**Bahan yang diberikan**.
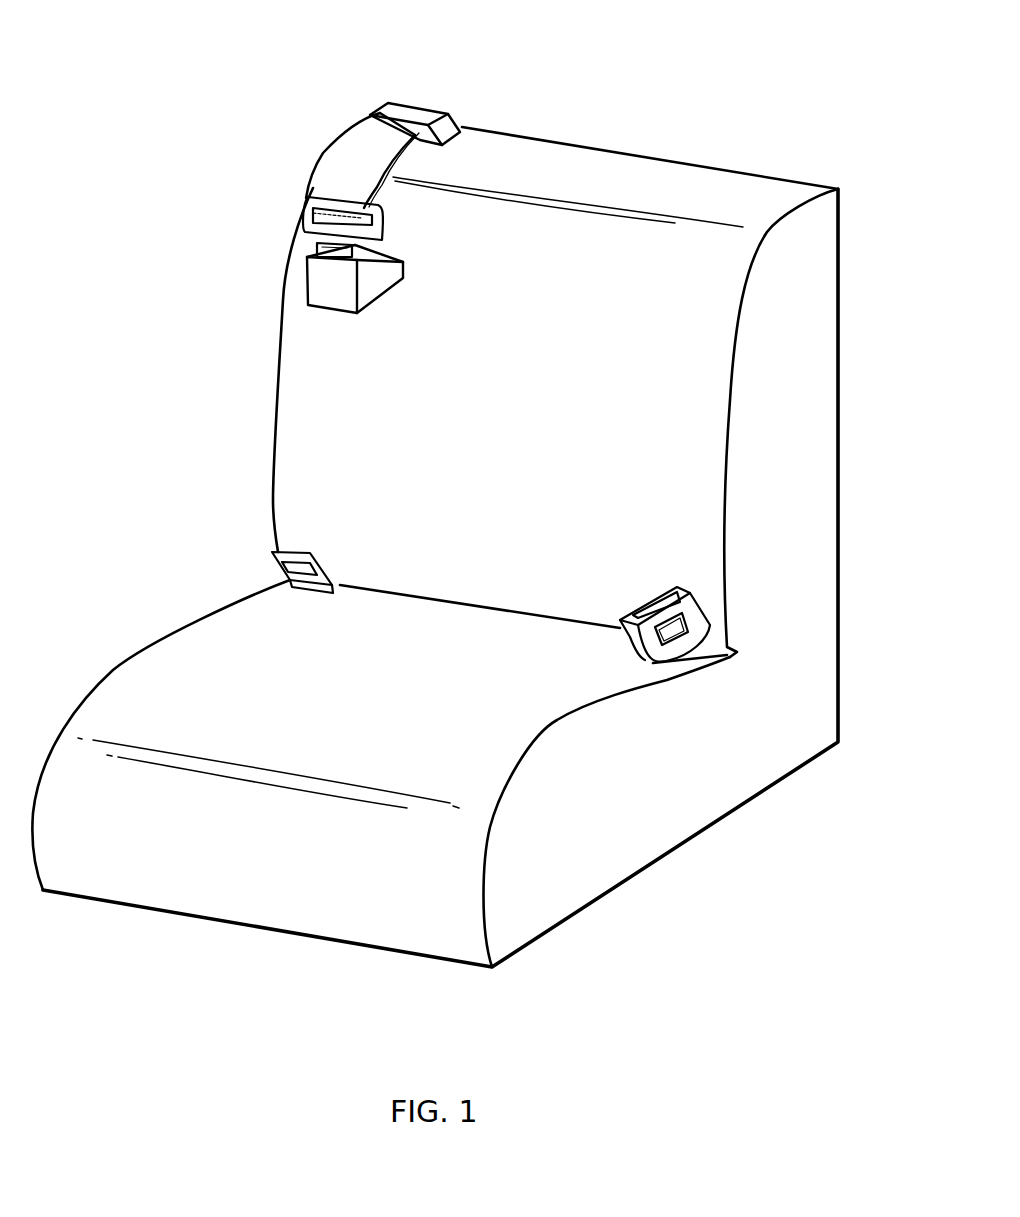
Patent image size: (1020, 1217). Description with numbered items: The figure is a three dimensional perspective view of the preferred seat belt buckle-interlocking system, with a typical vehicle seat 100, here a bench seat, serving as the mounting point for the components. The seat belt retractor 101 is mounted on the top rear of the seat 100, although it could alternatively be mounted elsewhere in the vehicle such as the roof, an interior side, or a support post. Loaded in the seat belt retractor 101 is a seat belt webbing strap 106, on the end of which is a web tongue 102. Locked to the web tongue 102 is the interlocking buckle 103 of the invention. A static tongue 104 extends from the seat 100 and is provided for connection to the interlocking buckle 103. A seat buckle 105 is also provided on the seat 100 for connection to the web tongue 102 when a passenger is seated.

The vehicle seat 100 is at (803, 325).
The seat belt retractor 101 is at (410, 110).
The web tongue 102 is at (305, 239).
The interlocking buckle 103 is at (327, 285).
The static tongue 104 is at (270, 553).
The seat buckle 105 is at (697, 612).
The seat belt webbing strap 106 is at (352, 158).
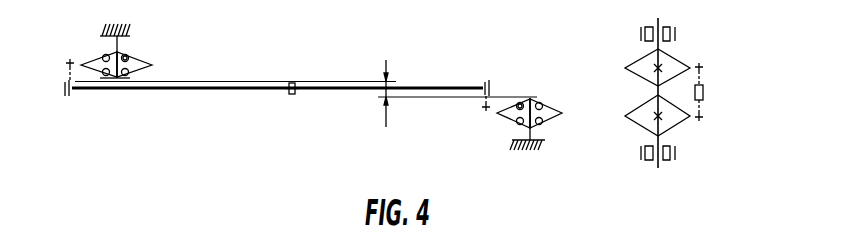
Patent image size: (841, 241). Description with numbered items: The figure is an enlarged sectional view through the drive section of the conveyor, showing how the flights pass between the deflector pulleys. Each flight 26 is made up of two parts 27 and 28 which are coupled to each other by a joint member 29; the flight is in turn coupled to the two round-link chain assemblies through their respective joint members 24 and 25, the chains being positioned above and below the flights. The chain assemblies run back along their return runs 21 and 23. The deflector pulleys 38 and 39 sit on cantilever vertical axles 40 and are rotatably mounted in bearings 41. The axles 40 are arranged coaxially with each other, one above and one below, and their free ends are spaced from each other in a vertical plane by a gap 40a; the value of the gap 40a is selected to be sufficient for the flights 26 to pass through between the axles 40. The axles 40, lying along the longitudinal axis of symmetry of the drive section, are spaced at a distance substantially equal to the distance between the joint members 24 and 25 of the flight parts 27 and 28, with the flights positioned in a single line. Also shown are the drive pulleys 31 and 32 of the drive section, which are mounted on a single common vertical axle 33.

The return run 21 is at (67, 63).
The return run 23 is at (482, 108).
The joint member 24 is at (67, 98).
The joint member 25 is at (485, 80).
The flight 26 is at (242, 101).
The flight part 27 is at (142, 91).
The flight part 28 is at (328, 92).
The joint member 29 is at (290, 94).
The drive pulley 31 is at (638, 70).
The drive pulley 32 is at (639, 117).
The common axle 33 is at (658, 138).
The deflector pulley 38 is at (135, 67).
The deflector pulley 39 is at (549, 110).
The cantilever vertical axle 40 is at (115, 40).
The gap 40a is at (385, 80).
The bearing 41 is at (126, 56).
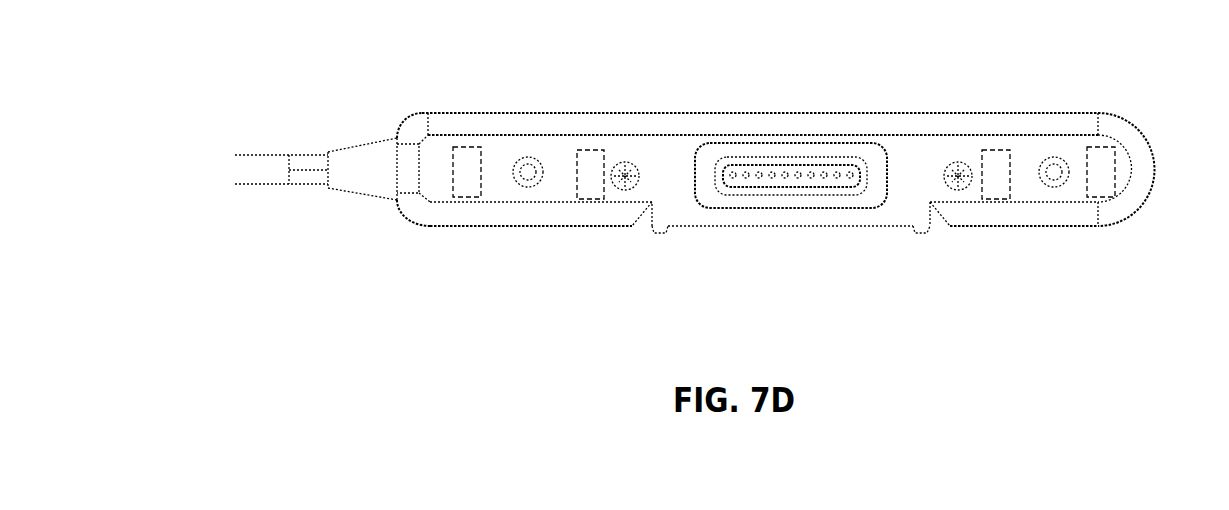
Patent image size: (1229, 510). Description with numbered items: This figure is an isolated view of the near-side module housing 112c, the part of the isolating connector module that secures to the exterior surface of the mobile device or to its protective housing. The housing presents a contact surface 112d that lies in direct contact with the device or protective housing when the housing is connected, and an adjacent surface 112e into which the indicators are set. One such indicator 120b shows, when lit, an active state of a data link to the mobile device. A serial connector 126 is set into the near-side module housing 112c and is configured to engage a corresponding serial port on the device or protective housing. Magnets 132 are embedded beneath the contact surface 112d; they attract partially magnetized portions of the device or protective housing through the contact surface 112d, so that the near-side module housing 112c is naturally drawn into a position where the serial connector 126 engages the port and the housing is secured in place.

**Tujuan tugas**. Susunlah baris-baris mulai dari awal entri sampai dengan baris yang memuat "The seat belt webbing", termasuk baris itu sendiri, sebagai daftar JSON berisi string dengan satu string untuk setiap baris dan tanpa baris kosong. Jangan sertakan gambar di dalam jawaban.

**Jawaban tertulis**.
[
  "Patent image size: (1020, 1217). Description with numbered items: The figure is a three dimensional perspective view of the preferred seat belt buckle-interlocking system, with a typical vehicle seat 100, here a bench seat, serving as the mounting point for the components. The seat belt retractor 101 is mounted on the top rear of the seat 100, although it could alternatively be mounted elsewhere in the vehicle such as the roof, an interior side, or a support post. Loaded in the seat belt retractor 101 is a seat belt webbing strap 106, on the end of which is a web tongue 102. Locked to the web tongue 102 is the interlocking buckle 103 of the invention. A static tongue 104 extends from the seat 100 and is provided for connection to the interlocking buckle 103. A seat buckle 105 is also provided on the seat 100 for connection to the web tongue 102 when a passenger is seated.",
  "The vehicle seat 100 is at (803, 325).",
  "The seat belt retractor 101 is at (410, 110).",
  "The web tongue 102 is at (305, 239).",
  "The interlocking buckle 103 is at (327, 285).",
  "The static tongue 104 is at (270, 553).",
  "The seat buckle 105 is at (697, 612).",
  "The seat belt webbing strap 106 is at (352, 158)."
]